* **THE PROBLEM**
All entries must be extracted exactly, with nothing added or dropped.

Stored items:
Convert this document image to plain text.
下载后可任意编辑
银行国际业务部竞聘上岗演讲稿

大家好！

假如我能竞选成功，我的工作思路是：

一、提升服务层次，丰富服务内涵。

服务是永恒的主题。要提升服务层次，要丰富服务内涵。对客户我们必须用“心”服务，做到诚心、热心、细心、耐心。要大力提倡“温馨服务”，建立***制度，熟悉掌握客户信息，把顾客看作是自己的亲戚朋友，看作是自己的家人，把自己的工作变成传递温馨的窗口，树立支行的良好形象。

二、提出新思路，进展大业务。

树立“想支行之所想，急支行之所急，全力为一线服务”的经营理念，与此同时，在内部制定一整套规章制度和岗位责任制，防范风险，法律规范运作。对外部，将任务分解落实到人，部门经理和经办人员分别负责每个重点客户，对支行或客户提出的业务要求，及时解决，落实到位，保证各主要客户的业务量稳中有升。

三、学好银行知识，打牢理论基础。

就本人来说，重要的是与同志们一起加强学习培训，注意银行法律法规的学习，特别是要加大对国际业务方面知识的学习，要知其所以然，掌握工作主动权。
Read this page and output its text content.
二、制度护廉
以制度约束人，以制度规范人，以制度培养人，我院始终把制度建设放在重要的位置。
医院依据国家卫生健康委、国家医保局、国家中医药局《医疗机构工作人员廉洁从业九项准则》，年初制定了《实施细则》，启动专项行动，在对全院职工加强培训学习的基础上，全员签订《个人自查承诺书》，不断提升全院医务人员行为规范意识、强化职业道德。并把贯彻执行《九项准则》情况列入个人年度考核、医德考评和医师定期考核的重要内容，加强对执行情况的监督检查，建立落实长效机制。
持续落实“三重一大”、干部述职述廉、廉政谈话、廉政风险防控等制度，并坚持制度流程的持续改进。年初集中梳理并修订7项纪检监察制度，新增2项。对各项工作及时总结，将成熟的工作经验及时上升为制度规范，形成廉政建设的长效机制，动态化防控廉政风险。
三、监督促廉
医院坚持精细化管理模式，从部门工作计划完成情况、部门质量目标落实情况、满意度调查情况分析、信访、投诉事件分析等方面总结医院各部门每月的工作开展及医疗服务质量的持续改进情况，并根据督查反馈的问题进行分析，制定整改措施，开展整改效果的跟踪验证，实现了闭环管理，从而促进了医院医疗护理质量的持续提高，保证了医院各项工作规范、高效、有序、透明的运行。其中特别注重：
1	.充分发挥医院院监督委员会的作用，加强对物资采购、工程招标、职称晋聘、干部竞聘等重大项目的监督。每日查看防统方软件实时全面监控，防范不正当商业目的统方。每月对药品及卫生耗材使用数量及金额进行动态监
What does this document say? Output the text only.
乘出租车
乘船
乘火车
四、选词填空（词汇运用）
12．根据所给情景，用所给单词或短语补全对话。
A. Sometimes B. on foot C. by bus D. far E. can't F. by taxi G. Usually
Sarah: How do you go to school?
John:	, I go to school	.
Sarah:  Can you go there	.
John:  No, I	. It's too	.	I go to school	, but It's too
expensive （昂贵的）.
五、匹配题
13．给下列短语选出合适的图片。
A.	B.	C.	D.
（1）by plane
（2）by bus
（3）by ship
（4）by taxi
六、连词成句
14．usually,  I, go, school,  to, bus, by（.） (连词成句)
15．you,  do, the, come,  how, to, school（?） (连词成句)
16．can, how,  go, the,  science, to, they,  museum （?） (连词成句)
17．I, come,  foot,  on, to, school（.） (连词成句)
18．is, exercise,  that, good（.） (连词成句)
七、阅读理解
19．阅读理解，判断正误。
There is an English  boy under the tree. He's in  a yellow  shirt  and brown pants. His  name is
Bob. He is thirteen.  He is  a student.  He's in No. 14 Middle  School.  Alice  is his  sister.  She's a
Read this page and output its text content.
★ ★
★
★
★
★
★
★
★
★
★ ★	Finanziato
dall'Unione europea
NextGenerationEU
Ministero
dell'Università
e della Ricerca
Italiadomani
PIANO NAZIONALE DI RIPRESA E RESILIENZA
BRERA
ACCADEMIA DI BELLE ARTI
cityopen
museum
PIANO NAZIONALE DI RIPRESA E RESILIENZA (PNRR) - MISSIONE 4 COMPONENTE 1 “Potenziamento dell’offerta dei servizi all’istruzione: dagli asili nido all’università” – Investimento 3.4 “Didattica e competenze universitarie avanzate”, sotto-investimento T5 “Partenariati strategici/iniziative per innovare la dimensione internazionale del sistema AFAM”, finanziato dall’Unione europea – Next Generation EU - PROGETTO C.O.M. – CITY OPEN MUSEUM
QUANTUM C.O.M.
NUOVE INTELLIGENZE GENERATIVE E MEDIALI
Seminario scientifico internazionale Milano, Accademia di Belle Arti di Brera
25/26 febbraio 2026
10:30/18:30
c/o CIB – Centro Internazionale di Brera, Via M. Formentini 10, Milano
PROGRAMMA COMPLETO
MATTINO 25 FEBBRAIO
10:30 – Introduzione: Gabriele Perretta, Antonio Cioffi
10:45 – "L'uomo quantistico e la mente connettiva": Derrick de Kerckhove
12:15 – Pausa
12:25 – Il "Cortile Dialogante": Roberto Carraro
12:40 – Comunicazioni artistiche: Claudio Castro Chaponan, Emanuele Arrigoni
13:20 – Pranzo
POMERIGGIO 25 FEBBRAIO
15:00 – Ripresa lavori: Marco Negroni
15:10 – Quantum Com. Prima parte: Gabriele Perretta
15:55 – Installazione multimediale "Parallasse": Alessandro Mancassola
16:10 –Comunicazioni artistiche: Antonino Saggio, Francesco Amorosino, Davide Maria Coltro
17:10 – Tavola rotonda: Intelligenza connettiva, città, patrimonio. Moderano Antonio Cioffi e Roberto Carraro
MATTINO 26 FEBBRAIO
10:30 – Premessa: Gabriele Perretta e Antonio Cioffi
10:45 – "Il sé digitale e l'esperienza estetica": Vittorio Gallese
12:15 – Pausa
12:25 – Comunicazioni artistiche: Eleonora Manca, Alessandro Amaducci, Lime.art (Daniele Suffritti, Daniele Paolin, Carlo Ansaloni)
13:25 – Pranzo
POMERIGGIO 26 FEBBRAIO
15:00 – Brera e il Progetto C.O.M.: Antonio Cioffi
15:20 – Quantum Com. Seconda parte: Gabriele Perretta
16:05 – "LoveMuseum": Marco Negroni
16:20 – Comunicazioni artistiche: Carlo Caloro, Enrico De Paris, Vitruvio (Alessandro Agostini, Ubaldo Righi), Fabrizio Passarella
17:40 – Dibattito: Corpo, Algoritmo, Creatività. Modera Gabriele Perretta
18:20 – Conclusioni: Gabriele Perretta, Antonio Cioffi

* **TASK RESPONSE**
Convert this document image to plain text.
下载后可任意编辑
银行国际业务部竞聘上岗演讲稿

大家好！

假如我能竞选成功，我的工作思路是：

一、提升服务层次，丰富服务内涵。

服务是永恒的主题。要提升服务层次，要丰富服务内涵。对客户我们必须用“心”服务，做到诚心、热心、细心、耐心。要大力提倡“温馨服务”，建立***制度，熟悉掌握客户信息，把顾客看作是自己的亲戚朋友，看作是自己的家人，把自己的工作变成传递温馨的窗口，树立支行的良好形象。

二、提出新思路，进展大业务。

树立“想支行之所想，急支行之所急，全力为一线服务”的经营理念，与此同时，在内部制定一整套规章制度和岗位责任制，防范风险，法律规范运作。对外部，将任务分解落实到人，部门经理和经办人员分别负责每个重点客户，对支行或客户提出的业务要求，及时解决，落实到位，保证各主要客户的业务量稳中有升。

三、学好银行知识，打牢理论基础。

就本人来说，重要的是与同志们一起加强学习培训，注意银行法律法规的学习，特别是要加大对国际业务方面知识的学习，要知其所以然，掌握工作主动权。
Read this page and output its text content.
二、制度护廉
以制度约束人，以制度规范人，以制度培养人，我院始终把制度建设放在重要的位置。
医院依据国家卫生健康委、国家医保局、国家中医药局《医疗机构工作人员廉洁从业九项准则》，年初制定了《实施细则》，启动专项行动，在对全院职工加强培训学习的基础上，全员签订《个人自查承诺书》，不断提升全院医务人员行为规范意识、强化职业道德。并把贯彻执行《九项准则》情况列入个人年度考核、医德考评和医师定期考核的重要内容，加强对执行情况的监督检查，建立落实长效机制。
持续落实“三重一大”、干部述职述廉、廉政谈话、廉政风险防控等制度，并坚持制度流程的持续改进。年初集中梳理并修订7项纪检监察制度，新增2项。对各项工作及时总结，将成熟的工作经验及时上升为制度规范，形成廉政建设的长效机制，动态化防控廉政风险。
三、监督促廉
医院坚持精细化管理模式，从部门工作计划完成情况、部门质量目标落实情况、满意度调查情况分析、信访、投诉事件分析等方面总结医院各部门每月的工作开展及医疗服务质量的持续改进情况，并根据督查反馈的问题进行分析，制定整改措施，开展整改效果的跟踪验证，实现了闭环管理，从而促进了医院医疗护理质量的持续提高，保证了医院各项工作规范、高效、有序、透明的运行。其中特别注重：
1	.充分发挥医院院监督委员会的作用，加强对物资采购、工程招标、职称晋聘、干部竞聘等重大项目的监督。每日查看防统方软件实时全面监控，防范不正当商业目的统方。每月对药品及卫生耗材使用数量及金额进行动态监
What does this document say? Output the text only.
乘出租车
乘船
乘火车
四、选词填空（词汇运用）
12．根据所给情景，用所给单词或短语补全对话。
A. Sometimes B. on foot C. by bus D. far E. can't F. by taxi G. Usually
Sarah: How do you go to school?
John:	, I go to school	.
Sarah:  Can you go there	.
John:  No, I	. It's too	.	I go to school	, but It's too
expensive （昂贵的）.
五、匹配题
13．给下列短语选出合适的图片。
A.	B.	C.	D.
（1）by plane
（2）by bus
（3）by ship
（4）by taxi
六、连词成句
14．usually,  I, go, school,  to, bus, by（.） (连词成句)
15．you,  do, the, come,  how, to, school（?） (连词成句)
16．can, how,  go, the,  science, to, they,  museum （?） (连词成句)
17．I, come,  foot,  on, to, school（.） (连词成句)
18．is, exercise,  that, good（.） (连词成句)
七、阅读理解
19．阅读理解，判断正误。
There is an English  boy under the tree. He's in  a yellow  shirt  and brown pants. His  name is
Bob. He is thirteen.  He is  a student.  He's in No. 14 Middle  School.  Alice  is his  sister.  She's a
Read this page and output its text content.
★ ★
★
★
★
★
★
★
★
★
★ ★	Finanziato
dall'Unione europea
NextGenerationEU
Ministero
dell'Università
e della Ricerca
Italiadomani
PIANO NAZIONALE DI RIPRESA E RESILIENZA
BRERA
ACCADEMIA DI BELLE ARTI
cityopen
museum
PIANO NAZIONALE DI RIPRESA E RESILIENZA (PNRR) - MISSIONE 4 COMPONENTE 1 “Potenziamento dell’offerta dei servizi all’istruzione: dagli asili nido all’università” – Investimento 3.4 “Didattica e competenze universitarie avanzate”, sotto-investimento T5 “Partenariati strategici/iniziative per innovare la dimensione internazionale del sistema AFAM”, finanziato dall’Unione europea – Next Generation EU - PROGETTO C.O.M. – CITY OPEN MUSEUM
QUANTUM C.O.M.
NUOVE INTELLIGENZE GENERATIVE E MEDIALI
Seminario scientifico internazionale Milano, Accademia di Belle Arti di Brera
25/26 febbraio 2026
10:30/18:30
c/o CIB – Centro Internazionale di Brera, Via M. Formentini 10, Milano
PROGRAMMA COMPLETO
MATTINO 25 FEBBRAIO
10:30 – Introduzione: Gabriele Perretta, Antonio Cioffi
10:45 – "L'uomo quantistico e la mente connettiva": Derrick de Kerckhove
12:15 – Pausa
12:25 – Il "Cortile Dialogante": Roberto Carraro
12:40 – Comunicazioni artistiche: Claudio Castro Chaponan, Emanuele Arrigoni
13:20 – Pranzo
POMERIGGIO 25 FEBBRAIO
15:00 – Ripresa lavori: Marco Negroni
15:10 – Quantum Com. Prima parte: Gabriele Perretta
15:55 – Installazione multimediale "Parallasse": Alessandro Mancassola
16:10 –Comunicazioni artistiche: Antonino Saggio, Francesco Amorosino, Davide Maria Coltro
17:10 – Tavola rotonda: Intelligenza connettiva, città, patrimonio. Moderano Antonio Cioffi e Roberto Carraro
MATTINO 26 FEBBRAIO
10:30 – Premessa: Gabriele Perretta e Antonio Cioffi
10:45 – "Il sé digitale e l'esperienza estetica": Vittorio Gallese
12:15 – Pausa
12:25 – Comunicazioni artistiche: Eleonora Manca, Alessandro Amaducci, Lime.art (Daniele Suffritti, Daniele Paolin, Carlo Ansaloni)
13:25 – Pranzo
POMERIGGIO 26 FEBBRAIO
15:00 – Brera e il Progetto C.O.M.: Antonio Cioffi
15:20 – Quantum Com. Seconda parte: Gabriele Perretta
16:05 – "LoveMuseum": Marco Negroni
16:20 – Comunicazioni artistiche: Carlo Caloro, Enrico De Paris, Vitruvio (Alessandro Agostini, Ubaldo Righi), Fabrizio Passarella
17:40 – Dibattito: Corpo, Algoritmo, Creatività. Modera Gabriele Perretta
18:20 – Conclusioni: Gabriele Perretta, Antonio Cioffi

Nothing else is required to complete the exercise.